**Stored data**:
— START —

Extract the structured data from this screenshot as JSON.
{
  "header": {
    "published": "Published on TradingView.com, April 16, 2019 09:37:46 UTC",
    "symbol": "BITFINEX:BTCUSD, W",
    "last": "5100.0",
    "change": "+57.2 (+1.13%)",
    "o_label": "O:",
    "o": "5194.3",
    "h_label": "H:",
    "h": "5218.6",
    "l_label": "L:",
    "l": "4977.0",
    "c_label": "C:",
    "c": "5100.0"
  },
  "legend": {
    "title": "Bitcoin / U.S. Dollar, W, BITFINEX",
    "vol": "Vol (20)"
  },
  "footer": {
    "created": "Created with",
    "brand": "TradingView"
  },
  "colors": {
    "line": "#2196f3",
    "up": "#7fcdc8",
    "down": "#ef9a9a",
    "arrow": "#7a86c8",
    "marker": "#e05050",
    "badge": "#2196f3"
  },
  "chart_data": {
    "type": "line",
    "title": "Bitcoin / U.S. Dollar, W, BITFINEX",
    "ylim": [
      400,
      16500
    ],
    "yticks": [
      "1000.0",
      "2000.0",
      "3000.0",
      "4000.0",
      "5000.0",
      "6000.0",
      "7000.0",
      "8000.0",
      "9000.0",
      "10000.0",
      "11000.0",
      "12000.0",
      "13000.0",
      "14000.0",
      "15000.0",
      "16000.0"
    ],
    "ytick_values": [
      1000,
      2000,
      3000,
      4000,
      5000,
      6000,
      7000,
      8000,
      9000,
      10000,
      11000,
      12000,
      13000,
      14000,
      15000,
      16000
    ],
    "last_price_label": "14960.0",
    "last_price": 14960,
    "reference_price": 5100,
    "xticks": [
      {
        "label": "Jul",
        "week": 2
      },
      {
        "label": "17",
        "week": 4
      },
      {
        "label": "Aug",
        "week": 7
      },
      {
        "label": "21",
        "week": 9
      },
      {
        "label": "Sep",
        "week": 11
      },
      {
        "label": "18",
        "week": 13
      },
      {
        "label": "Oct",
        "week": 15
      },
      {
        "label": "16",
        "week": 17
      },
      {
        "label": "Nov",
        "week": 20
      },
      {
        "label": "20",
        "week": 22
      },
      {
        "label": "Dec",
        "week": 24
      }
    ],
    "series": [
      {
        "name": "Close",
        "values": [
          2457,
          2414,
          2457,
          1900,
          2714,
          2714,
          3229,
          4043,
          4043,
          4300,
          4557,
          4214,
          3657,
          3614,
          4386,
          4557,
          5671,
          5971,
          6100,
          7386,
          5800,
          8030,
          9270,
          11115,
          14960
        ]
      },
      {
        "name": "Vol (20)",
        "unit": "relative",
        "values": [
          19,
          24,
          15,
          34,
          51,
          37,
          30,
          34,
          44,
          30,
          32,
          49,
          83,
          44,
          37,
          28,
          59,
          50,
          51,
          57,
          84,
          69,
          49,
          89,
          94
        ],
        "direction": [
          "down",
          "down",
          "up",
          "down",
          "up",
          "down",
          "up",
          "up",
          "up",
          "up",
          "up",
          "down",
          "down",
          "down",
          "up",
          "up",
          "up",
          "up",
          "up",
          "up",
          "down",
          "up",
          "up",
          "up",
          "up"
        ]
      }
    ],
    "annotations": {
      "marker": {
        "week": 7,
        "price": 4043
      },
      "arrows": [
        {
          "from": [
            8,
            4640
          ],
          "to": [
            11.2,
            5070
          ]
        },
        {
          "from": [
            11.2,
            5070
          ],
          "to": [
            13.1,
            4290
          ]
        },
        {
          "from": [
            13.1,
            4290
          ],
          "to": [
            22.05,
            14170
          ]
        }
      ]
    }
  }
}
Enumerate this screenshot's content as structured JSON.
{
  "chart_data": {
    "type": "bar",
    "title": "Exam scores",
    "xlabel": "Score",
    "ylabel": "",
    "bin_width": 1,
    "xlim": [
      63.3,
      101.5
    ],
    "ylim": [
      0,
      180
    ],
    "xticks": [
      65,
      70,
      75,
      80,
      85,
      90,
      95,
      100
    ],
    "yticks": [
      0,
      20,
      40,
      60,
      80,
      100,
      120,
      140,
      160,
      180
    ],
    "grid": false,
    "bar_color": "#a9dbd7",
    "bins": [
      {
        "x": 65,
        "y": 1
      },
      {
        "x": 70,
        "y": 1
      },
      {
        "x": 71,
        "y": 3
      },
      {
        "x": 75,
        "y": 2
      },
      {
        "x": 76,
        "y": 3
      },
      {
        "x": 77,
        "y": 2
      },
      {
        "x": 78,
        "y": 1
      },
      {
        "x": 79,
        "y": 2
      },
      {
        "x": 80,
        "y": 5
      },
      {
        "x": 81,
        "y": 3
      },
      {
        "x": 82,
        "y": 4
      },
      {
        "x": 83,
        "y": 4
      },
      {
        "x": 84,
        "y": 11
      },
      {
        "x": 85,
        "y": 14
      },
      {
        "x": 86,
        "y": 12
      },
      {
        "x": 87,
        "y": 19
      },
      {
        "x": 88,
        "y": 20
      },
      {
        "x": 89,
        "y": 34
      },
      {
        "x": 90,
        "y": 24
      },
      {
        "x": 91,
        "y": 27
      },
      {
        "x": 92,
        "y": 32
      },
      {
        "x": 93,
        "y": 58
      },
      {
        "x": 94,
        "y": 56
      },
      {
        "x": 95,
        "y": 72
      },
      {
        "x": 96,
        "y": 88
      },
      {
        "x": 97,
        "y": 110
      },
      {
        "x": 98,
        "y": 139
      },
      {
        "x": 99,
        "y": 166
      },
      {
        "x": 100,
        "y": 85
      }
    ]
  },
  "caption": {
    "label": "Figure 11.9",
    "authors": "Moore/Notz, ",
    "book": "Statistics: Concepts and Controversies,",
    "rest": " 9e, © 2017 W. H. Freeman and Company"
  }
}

— END —

**Work required**:
Locate and copy each line in the data above that includes the word "screenshot".

**Solution to this problem**:
Extract the structured data from this screenshot as JSON.
Enumerate this screenshot's content as structured JSON.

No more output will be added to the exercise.